■ **Instruction**: Only the pictures are to be left out; set down the rest of the records exactly.

■ **Input**:
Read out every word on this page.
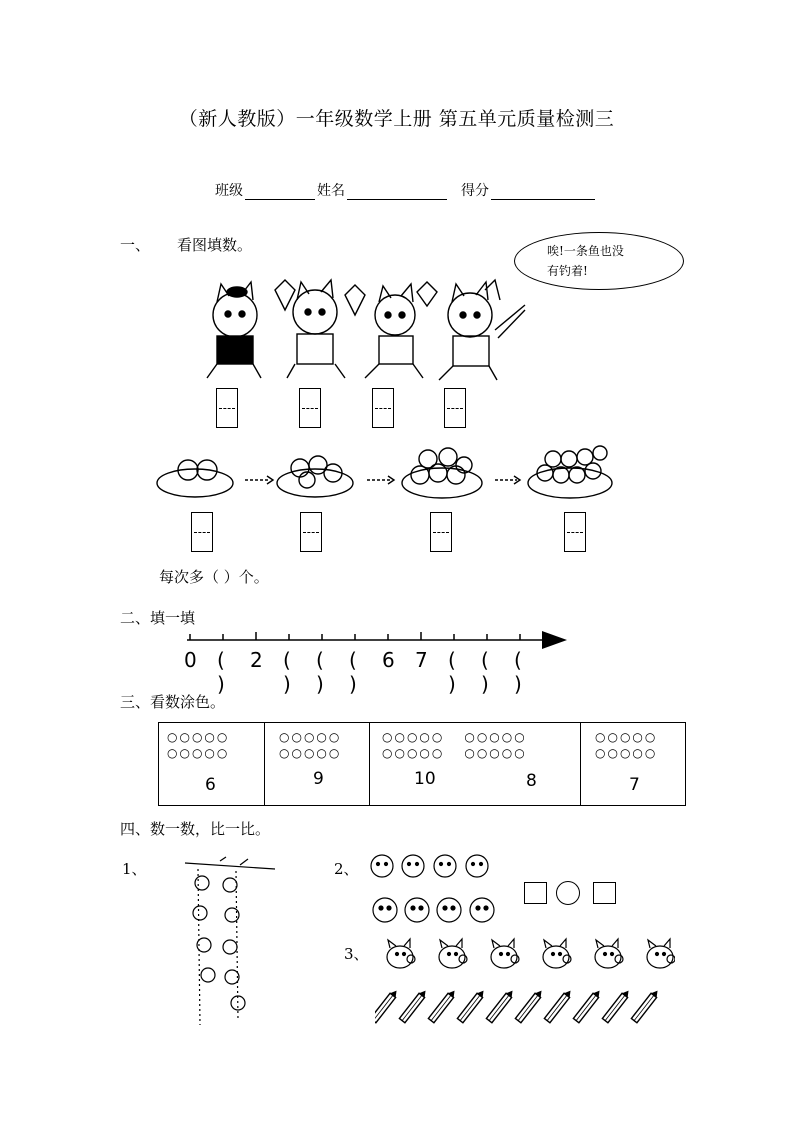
（新人教版）一年级数学上册 第五单元质量检测三
班级	姓名	得分
一、 看图填数。	唉!一条鱼也没
有钓着!
每次多（ ）个。
二、填一填
0 ( )
2 ( )
( )
( )
6 7 ( )
( )
( )
三、看数涂色。
○○○○○
○○○○○
6

○○○○○
○○○○○
9

○○○○○
○○○○○
○○○○○
○○○○○
10	8

○○○○○
○○○○○
7
四、数一数，比一比。
1、	2、
3、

■ **Written solution**:
Read out every word on this page.
（新人教版）一年级数学上册 第五单元质量检测三
班级	姓名	得分
一、 看图填数。	唉!一条鱼也没
有钓着!
每次多（ ）个。
二、填一填
0 ( )
2 ( )
( )
( )
6 7 ( )
( )
( )
三、看数涂色。
○○○○○
○○○○○
6

○○○○○
○○○○○
9

○○○○○
○○○○○
○○○○○
○○○○○
10	8

○○○○○
○○○○○
7
四、数一数，比一比。
1、	2、
3、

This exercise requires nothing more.